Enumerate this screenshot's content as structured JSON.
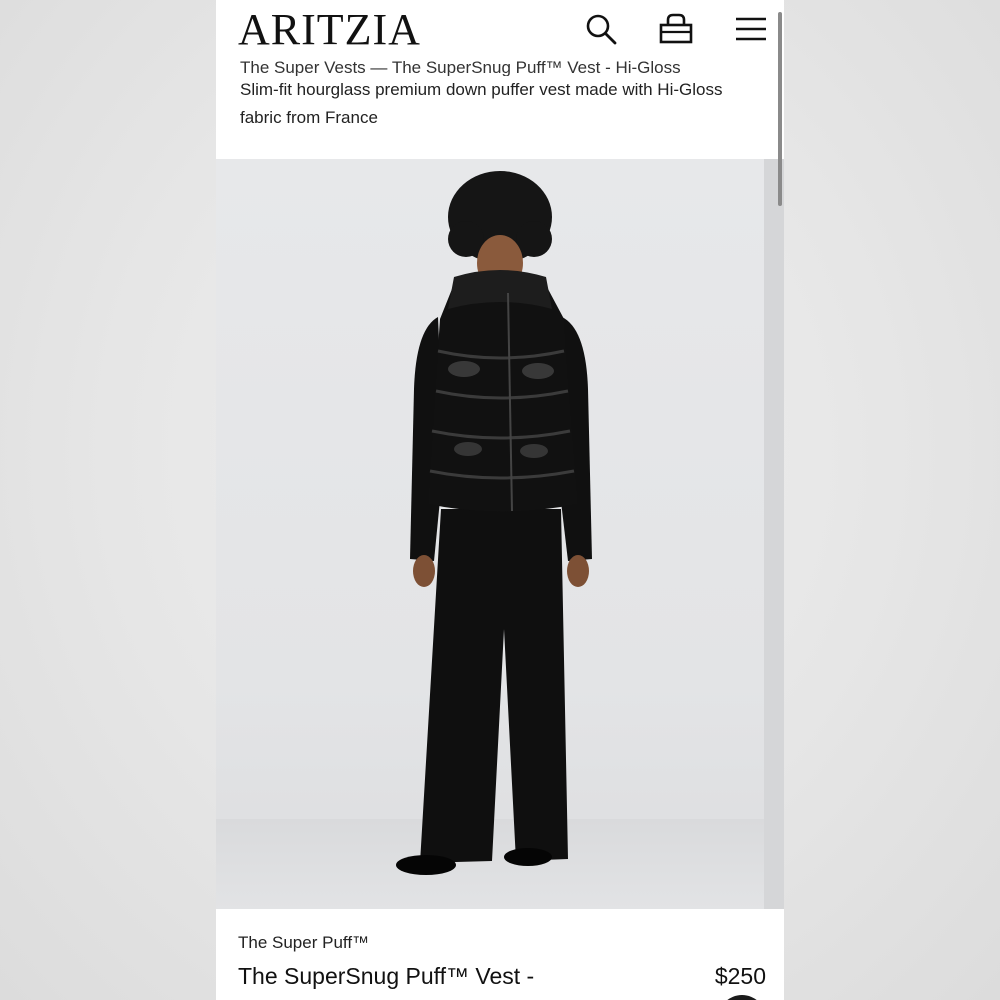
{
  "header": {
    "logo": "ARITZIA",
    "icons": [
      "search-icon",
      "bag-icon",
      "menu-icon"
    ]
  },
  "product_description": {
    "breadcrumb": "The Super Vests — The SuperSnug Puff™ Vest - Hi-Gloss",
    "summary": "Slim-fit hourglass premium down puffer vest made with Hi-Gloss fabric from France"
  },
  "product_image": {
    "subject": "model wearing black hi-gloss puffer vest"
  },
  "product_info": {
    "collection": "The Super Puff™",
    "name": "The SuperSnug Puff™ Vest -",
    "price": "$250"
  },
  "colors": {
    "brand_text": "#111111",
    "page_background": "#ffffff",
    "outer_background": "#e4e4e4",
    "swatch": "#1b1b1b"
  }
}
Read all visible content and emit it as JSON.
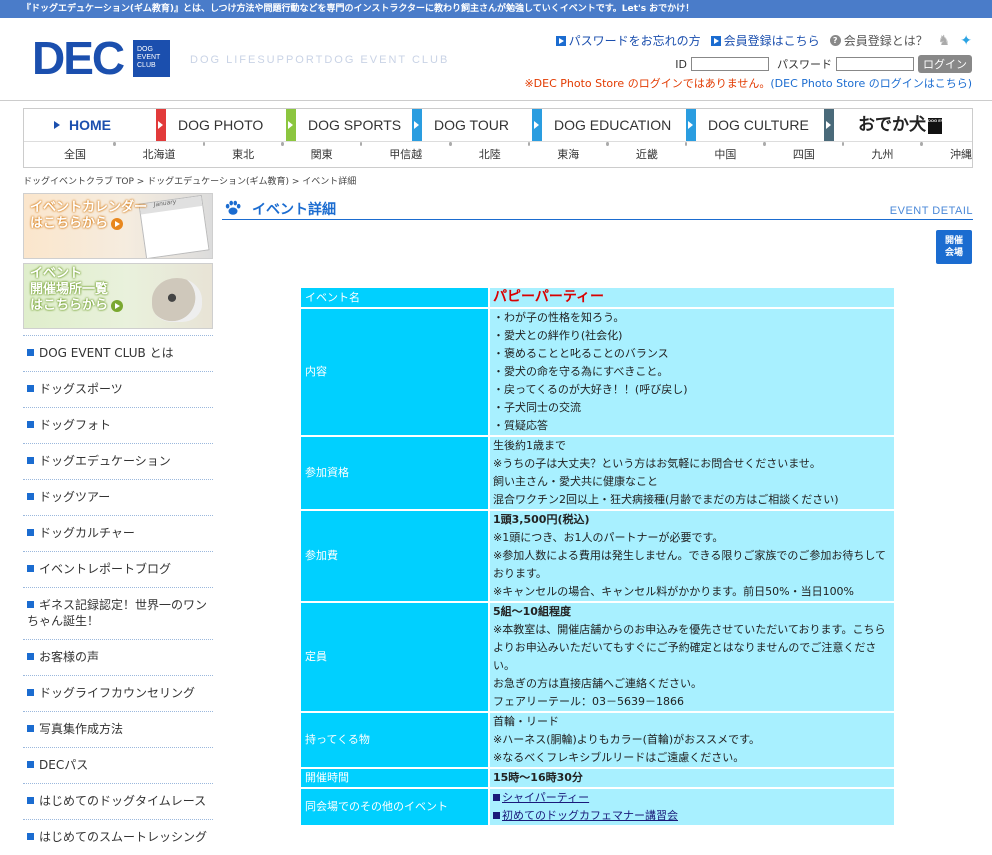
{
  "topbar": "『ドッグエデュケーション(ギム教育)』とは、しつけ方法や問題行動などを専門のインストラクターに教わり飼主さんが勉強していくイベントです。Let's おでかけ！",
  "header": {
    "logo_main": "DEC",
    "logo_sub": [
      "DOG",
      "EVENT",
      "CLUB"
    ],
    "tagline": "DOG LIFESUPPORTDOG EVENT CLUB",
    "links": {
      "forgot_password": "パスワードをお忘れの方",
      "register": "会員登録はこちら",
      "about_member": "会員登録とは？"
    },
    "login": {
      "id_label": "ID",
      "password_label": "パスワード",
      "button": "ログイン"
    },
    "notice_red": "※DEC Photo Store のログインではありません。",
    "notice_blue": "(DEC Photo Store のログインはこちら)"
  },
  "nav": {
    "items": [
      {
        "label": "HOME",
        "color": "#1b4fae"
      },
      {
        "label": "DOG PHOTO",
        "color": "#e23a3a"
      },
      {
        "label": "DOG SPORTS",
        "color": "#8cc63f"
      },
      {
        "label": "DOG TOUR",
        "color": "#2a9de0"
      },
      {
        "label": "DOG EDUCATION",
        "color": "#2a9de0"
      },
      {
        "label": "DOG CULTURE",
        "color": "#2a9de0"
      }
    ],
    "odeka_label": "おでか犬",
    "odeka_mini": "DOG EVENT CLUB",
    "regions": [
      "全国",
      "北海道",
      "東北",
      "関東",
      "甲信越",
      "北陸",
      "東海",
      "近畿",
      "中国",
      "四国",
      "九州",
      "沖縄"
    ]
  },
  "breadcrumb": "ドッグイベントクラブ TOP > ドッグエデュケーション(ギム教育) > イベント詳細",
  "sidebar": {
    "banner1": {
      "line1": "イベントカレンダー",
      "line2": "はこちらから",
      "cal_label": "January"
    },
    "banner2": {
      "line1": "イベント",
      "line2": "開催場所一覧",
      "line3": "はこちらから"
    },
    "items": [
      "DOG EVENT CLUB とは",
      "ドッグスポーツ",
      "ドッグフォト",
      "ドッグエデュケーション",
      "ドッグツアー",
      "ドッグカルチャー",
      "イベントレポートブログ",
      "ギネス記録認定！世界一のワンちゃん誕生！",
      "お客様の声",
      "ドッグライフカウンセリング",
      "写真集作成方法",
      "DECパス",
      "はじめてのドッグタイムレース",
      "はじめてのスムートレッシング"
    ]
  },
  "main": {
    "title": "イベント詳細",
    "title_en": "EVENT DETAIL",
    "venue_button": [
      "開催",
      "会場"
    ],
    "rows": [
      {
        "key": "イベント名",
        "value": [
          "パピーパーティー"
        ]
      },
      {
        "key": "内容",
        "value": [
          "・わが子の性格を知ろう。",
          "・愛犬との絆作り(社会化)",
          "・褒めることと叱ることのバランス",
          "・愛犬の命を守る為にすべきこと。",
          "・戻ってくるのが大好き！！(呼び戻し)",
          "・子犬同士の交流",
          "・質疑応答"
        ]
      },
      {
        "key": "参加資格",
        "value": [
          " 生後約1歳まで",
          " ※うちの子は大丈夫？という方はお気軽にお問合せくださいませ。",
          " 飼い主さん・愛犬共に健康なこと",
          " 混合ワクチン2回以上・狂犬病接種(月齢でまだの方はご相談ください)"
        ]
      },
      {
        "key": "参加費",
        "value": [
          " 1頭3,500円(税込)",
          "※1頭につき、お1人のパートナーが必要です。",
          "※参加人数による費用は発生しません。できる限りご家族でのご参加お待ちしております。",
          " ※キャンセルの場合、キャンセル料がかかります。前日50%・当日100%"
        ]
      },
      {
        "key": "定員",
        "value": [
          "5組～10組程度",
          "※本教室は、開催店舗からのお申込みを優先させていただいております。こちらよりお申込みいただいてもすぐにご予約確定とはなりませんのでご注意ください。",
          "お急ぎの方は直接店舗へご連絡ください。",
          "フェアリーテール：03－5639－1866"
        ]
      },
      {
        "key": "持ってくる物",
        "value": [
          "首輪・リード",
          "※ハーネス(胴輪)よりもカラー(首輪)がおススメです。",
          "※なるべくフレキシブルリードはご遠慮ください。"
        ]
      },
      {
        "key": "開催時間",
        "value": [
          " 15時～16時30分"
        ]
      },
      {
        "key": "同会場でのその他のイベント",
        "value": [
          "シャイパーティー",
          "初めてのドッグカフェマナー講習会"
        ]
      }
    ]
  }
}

+-------+

-- Brief --
Identify each line of the material where the word "イベント詳細" shows up, and copy it.

-- Output of the task --
  "breadcrumb": "ドッグイベントクラブ TOP > ドッグエデュケーション(ギム教育) > イベント詳細",
    "title": "イベント詳細",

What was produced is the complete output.